# [AIM]
Below is a listing. Gather each line of it that contains "types".

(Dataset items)
##############################
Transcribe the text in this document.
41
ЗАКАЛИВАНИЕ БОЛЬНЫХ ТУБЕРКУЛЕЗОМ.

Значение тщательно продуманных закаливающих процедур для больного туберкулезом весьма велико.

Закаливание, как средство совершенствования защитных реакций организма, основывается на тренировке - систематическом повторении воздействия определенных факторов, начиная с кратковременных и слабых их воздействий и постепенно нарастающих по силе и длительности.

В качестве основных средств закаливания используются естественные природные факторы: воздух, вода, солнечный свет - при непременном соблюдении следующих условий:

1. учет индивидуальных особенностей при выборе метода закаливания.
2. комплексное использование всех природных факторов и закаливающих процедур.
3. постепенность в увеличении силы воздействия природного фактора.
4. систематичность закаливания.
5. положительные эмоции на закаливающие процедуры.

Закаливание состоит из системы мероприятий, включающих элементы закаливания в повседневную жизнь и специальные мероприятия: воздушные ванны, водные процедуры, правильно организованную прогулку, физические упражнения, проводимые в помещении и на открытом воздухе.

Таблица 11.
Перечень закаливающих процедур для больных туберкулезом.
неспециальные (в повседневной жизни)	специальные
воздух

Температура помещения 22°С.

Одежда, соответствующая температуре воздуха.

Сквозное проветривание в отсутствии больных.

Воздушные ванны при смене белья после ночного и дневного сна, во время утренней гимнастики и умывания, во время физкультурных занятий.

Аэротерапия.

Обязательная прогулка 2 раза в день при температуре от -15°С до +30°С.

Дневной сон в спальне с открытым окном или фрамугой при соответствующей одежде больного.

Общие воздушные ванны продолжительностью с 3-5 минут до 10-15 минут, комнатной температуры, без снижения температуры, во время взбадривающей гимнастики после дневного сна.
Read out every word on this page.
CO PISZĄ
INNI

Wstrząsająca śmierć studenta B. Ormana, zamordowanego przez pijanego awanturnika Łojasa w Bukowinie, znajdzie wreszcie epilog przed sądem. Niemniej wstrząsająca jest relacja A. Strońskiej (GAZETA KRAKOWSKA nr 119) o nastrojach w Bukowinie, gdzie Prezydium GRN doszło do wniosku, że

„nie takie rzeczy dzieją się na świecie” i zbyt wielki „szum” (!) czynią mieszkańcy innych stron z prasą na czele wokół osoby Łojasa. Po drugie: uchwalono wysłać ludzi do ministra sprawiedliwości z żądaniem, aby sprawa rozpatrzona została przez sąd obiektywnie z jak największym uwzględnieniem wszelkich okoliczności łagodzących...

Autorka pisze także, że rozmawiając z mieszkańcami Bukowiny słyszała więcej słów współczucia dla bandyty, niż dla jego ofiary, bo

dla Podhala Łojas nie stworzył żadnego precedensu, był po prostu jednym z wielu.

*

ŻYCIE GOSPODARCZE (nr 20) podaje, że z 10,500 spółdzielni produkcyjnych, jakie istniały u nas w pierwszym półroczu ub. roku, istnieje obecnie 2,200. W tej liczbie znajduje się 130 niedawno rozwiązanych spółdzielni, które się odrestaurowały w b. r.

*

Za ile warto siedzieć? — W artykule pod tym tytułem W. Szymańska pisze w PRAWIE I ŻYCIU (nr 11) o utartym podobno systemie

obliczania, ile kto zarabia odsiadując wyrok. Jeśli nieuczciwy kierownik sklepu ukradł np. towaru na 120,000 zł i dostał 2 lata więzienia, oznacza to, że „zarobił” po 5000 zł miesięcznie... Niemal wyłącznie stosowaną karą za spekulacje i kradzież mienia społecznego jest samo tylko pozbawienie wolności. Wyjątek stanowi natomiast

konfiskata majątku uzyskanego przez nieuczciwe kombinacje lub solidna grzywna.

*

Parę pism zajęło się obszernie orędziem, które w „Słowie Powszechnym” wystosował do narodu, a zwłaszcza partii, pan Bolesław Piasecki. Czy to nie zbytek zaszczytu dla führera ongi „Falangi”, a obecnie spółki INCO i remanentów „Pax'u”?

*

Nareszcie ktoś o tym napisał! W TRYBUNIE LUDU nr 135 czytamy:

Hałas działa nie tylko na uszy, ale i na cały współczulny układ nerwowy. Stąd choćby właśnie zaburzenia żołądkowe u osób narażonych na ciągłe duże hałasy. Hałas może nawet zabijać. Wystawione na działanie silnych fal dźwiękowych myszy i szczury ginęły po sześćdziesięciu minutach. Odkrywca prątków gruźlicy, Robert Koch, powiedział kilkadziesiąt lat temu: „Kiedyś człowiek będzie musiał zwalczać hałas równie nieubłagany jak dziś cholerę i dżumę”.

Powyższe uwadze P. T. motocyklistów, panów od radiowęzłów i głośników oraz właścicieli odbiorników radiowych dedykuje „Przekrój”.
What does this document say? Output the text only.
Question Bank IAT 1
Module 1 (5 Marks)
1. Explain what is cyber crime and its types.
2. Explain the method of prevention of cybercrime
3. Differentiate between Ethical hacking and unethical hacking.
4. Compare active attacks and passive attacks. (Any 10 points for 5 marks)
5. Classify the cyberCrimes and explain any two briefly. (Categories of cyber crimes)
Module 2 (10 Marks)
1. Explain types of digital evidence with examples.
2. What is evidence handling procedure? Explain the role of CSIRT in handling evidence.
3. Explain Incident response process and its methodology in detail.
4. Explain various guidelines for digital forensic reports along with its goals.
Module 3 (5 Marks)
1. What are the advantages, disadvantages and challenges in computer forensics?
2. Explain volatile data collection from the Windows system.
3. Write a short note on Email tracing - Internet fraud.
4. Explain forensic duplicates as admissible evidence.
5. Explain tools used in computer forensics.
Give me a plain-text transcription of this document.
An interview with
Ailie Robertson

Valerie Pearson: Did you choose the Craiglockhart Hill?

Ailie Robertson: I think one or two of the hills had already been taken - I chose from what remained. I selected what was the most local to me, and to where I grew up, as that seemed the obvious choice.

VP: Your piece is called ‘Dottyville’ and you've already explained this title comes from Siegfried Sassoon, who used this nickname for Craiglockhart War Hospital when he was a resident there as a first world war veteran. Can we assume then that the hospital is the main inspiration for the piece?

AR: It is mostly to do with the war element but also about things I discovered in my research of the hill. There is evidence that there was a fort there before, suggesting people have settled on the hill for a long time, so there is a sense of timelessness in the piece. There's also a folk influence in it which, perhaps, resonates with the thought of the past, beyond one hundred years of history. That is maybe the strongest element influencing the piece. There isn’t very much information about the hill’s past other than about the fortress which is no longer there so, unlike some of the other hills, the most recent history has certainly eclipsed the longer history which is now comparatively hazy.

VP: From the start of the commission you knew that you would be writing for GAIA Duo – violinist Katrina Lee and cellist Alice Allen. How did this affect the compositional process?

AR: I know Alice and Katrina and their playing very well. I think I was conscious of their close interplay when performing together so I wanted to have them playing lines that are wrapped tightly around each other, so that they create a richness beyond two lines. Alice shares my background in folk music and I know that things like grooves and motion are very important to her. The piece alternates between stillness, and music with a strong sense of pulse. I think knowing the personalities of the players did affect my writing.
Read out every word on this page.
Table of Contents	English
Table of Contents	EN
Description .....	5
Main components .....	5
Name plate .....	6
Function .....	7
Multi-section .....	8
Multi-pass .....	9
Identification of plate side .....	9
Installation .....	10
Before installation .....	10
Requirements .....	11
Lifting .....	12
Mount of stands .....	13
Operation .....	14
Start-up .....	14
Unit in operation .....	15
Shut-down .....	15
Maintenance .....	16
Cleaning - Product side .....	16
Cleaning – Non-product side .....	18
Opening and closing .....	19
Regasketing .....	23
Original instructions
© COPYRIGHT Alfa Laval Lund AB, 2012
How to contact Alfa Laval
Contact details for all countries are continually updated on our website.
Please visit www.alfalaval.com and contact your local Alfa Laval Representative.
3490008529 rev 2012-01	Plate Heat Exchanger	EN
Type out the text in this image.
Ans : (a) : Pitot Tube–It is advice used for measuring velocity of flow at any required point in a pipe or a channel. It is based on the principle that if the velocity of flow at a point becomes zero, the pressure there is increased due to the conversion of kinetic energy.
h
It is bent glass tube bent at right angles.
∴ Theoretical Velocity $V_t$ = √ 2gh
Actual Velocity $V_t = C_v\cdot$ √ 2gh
##############################
# [TASK ANSWER]
1. Explain what is cyber crime and its types.
1. Explain types of digital evidence with examples.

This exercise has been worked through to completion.